>> BEGIN Given data

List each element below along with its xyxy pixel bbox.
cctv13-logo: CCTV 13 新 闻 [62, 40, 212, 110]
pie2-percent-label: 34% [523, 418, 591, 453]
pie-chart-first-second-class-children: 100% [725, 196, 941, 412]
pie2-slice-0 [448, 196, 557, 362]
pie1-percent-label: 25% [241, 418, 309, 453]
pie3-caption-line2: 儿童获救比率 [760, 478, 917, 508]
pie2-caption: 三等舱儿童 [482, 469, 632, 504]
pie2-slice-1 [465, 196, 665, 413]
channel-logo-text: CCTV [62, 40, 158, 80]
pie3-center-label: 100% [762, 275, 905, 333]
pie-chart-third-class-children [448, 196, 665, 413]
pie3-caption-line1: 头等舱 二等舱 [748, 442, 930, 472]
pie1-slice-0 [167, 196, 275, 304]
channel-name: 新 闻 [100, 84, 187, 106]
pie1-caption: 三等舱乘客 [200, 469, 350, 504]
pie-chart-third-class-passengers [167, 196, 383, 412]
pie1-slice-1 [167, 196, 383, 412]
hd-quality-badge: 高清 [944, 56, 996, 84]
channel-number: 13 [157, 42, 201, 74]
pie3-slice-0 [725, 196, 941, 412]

>> END Given data
>> BEGIN Given data

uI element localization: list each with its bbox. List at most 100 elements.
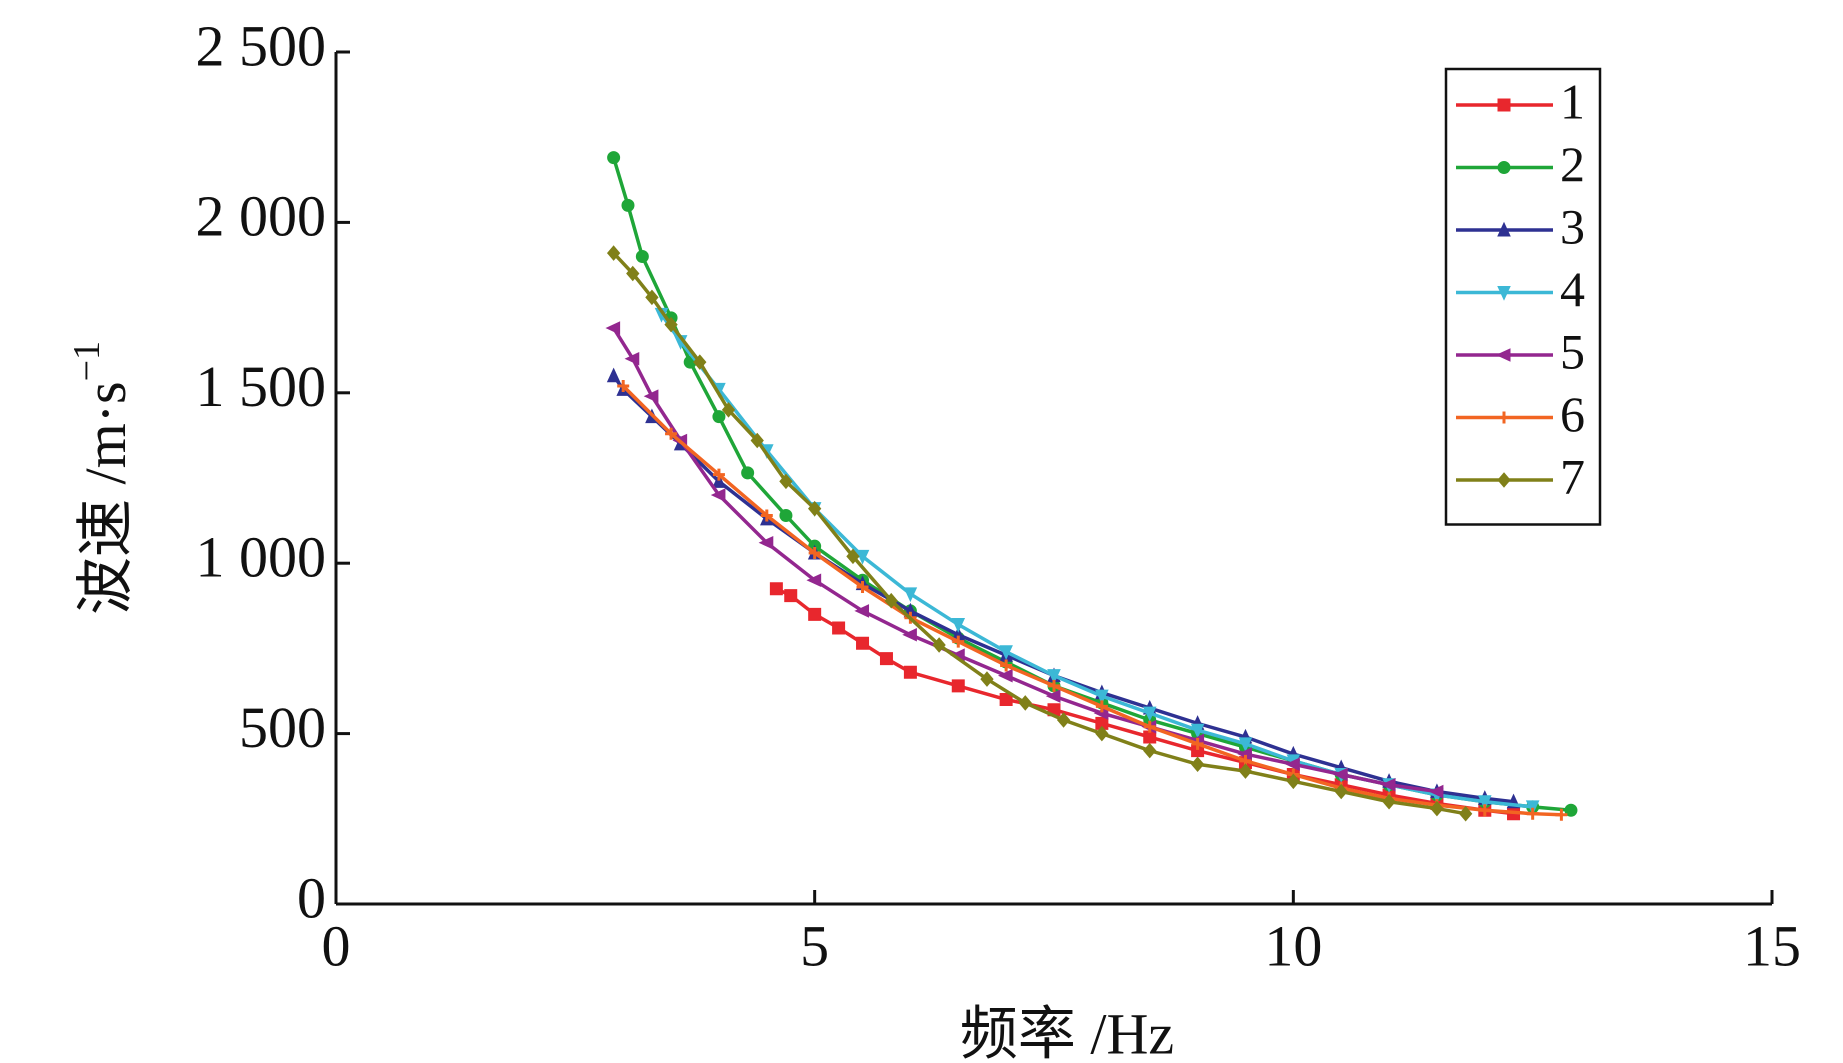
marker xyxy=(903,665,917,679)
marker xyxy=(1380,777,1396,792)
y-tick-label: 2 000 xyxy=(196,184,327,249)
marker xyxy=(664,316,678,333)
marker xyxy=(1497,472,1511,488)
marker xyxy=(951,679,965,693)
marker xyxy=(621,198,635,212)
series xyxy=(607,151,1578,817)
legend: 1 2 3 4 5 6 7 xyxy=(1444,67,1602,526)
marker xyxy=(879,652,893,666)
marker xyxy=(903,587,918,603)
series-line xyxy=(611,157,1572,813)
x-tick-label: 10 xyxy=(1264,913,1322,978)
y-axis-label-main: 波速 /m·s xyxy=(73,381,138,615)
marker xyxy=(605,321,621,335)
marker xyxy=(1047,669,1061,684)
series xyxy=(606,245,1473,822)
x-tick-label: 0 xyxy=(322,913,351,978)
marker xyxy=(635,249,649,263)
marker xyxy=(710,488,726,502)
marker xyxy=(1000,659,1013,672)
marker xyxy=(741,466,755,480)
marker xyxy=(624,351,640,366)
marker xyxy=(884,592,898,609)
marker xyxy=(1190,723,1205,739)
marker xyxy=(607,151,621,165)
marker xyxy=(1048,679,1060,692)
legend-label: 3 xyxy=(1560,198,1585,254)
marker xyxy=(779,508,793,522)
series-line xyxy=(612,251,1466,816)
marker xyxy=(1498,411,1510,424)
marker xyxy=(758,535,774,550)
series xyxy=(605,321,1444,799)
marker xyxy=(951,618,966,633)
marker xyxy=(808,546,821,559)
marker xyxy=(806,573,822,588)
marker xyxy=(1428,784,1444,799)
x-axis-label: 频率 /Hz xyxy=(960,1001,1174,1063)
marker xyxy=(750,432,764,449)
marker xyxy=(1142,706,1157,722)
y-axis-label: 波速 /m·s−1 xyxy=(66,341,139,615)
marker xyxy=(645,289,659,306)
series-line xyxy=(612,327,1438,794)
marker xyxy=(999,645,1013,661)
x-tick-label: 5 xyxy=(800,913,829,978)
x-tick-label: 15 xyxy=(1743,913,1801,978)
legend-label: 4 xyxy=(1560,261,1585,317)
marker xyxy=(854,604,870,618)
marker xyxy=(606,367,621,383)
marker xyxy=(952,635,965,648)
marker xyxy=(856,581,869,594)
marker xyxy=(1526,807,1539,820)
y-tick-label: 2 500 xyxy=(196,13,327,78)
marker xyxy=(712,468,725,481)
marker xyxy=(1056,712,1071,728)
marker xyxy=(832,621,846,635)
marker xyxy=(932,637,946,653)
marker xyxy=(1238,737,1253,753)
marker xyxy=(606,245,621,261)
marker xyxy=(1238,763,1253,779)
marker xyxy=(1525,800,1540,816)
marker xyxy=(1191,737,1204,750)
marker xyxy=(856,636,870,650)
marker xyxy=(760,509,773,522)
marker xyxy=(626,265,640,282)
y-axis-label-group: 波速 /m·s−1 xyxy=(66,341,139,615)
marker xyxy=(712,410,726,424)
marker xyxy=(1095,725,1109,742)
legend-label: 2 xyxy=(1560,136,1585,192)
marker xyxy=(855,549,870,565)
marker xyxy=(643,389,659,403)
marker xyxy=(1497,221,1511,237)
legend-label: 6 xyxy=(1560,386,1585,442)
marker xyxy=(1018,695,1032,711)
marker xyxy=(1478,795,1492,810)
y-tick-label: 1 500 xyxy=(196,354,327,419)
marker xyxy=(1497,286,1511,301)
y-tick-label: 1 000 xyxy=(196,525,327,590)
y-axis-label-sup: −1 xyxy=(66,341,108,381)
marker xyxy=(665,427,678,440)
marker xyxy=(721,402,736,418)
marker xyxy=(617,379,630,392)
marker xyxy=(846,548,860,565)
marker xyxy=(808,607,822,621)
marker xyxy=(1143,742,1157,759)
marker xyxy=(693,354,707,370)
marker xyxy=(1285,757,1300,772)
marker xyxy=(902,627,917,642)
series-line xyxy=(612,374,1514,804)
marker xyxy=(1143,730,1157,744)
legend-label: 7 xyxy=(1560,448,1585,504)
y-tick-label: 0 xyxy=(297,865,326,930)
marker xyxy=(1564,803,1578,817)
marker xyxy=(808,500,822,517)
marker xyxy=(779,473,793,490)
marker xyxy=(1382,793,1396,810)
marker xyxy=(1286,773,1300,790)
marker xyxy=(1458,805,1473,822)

>> END Given data

### Short exercise
Quote each row above in which the string "channel" appears.

### Written response
channel-logo-text: CCTV [62, 40, 158, 80]
channel-name: 新 闻 [100, 84, 187, 106]
channel-number: 13 [157, 42, 201, 74]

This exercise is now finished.